(Some records)
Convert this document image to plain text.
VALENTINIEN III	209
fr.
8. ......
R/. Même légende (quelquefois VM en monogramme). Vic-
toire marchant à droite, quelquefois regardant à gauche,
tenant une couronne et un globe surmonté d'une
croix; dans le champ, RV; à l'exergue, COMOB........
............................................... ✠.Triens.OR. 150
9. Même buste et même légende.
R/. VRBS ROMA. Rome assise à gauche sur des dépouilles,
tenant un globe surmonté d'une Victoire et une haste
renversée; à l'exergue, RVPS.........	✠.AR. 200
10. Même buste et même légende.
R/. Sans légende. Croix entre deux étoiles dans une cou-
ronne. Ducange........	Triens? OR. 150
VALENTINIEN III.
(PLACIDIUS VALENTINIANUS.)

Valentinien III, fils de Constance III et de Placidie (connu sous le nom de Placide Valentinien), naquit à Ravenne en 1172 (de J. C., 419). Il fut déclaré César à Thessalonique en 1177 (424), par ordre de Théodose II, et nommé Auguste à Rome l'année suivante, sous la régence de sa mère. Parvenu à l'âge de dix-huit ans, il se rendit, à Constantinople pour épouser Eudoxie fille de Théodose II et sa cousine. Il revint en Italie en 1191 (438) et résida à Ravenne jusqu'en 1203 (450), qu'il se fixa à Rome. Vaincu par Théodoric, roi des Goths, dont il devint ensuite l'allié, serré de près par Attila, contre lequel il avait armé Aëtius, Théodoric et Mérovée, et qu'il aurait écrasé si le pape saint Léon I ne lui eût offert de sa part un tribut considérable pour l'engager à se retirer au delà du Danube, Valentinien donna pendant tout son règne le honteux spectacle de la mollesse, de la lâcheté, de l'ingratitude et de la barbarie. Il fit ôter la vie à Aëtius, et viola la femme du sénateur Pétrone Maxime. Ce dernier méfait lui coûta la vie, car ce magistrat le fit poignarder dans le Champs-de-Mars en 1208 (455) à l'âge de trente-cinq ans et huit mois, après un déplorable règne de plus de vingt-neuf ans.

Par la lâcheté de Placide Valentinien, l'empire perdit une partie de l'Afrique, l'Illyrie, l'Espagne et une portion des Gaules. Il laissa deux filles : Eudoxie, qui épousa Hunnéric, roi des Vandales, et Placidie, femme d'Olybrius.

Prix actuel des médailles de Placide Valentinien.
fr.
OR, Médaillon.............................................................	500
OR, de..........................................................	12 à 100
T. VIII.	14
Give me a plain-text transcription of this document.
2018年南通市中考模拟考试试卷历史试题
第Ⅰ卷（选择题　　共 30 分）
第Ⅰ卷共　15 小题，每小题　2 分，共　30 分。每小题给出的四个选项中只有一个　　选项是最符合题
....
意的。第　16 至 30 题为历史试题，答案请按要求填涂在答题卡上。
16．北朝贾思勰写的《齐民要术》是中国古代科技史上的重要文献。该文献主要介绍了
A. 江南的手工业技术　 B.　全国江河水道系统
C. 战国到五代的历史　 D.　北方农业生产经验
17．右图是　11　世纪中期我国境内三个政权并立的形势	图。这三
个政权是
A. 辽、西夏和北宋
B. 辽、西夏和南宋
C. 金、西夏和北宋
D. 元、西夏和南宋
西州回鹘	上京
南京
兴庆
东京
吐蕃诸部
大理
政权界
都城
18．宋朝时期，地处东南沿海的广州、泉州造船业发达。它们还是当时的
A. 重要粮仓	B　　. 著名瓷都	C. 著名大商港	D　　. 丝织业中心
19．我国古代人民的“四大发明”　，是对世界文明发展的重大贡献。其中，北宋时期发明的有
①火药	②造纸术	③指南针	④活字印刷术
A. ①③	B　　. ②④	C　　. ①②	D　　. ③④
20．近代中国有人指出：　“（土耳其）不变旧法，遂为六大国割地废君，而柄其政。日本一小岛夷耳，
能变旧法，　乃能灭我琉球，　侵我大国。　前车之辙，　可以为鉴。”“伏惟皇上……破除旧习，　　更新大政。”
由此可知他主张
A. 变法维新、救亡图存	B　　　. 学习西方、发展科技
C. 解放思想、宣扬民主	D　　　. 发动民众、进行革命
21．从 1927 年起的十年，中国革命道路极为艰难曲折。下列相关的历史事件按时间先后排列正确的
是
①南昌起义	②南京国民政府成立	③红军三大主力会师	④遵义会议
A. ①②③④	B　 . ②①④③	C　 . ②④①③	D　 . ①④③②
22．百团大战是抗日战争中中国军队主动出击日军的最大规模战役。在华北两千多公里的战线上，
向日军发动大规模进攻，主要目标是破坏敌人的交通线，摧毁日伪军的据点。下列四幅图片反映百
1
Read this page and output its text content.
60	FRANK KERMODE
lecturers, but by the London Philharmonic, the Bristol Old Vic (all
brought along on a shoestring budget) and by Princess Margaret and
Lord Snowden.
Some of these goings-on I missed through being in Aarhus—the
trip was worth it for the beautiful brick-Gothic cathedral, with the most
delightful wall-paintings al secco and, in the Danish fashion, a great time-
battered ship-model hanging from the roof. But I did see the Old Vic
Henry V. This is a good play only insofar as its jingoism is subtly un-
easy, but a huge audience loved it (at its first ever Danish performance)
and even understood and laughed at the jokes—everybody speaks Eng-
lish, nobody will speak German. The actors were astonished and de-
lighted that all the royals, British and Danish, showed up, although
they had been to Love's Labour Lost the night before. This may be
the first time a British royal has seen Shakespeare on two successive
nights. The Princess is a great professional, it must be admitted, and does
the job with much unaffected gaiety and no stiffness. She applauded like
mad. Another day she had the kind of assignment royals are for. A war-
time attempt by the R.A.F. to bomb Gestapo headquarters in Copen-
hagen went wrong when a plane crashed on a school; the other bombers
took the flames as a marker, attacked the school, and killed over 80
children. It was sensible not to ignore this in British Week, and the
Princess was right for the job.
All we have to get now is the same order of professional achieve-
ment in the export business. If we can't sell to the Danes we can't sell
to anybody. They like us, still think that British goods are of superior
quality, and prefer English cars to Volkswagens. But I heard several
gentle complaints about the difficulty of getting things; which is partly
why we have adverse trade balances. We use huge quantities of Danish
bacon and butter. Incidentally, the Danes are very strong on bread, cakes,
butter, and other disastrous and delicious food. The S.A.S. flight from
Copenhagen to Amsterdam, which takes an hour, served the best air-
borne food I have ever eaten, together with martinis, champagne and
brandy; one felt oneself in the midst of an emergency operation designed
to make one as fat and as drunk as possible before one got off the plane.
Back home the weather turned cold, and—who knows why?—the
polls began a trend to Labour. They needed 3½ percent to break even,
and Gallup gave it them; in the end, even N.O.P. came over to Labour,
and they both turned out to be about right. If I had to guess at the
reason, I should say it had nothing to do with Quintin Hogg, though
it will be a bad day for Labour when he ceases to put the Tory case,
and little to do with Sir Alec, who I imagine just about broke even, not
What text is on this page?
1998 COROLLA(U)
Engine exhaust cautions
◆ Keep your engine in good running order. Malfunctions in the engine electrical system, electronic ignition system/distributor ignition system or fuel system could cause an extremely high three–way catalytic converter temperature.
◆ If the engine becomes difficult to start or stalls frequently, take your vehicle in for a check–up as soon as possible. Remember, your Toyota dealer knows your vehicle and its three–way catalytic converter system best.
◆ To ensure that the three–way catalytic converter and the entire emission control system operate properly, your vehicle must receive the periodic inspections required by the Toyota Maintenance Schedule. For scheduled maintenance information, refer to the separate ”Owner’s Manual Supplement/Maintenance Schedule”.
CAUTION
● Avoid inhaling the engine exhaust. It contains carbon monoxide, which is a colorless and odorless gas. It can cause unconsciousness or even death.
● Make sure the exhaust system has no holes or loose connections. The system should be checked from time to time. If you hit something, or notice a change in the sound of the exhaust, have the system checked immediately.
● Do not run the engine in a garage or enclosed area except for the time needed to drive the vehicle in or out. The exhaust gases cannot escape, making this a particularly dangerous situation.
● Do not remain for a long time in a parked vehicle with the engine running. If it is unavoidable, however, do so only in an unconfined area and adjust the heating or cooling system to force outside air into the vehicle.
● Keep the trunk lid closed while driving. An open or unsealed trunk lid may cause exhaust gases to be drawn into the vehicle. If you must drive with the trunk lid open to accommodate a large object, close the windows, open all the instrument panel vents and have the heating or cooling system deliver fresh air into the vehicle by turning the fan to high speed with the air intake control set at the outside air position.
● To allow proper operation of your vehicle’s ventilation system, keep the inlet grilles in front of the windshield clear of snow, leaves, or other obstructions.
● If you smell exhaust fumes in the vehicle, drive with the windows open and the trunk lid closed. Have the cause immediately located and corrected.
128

**GIVEN EXERCISE**
List each line in the listing that contains the string "document".

**WRITTEN ANSWER**
Convert this document image to plain text.
Give me a plain-text transcription of this document.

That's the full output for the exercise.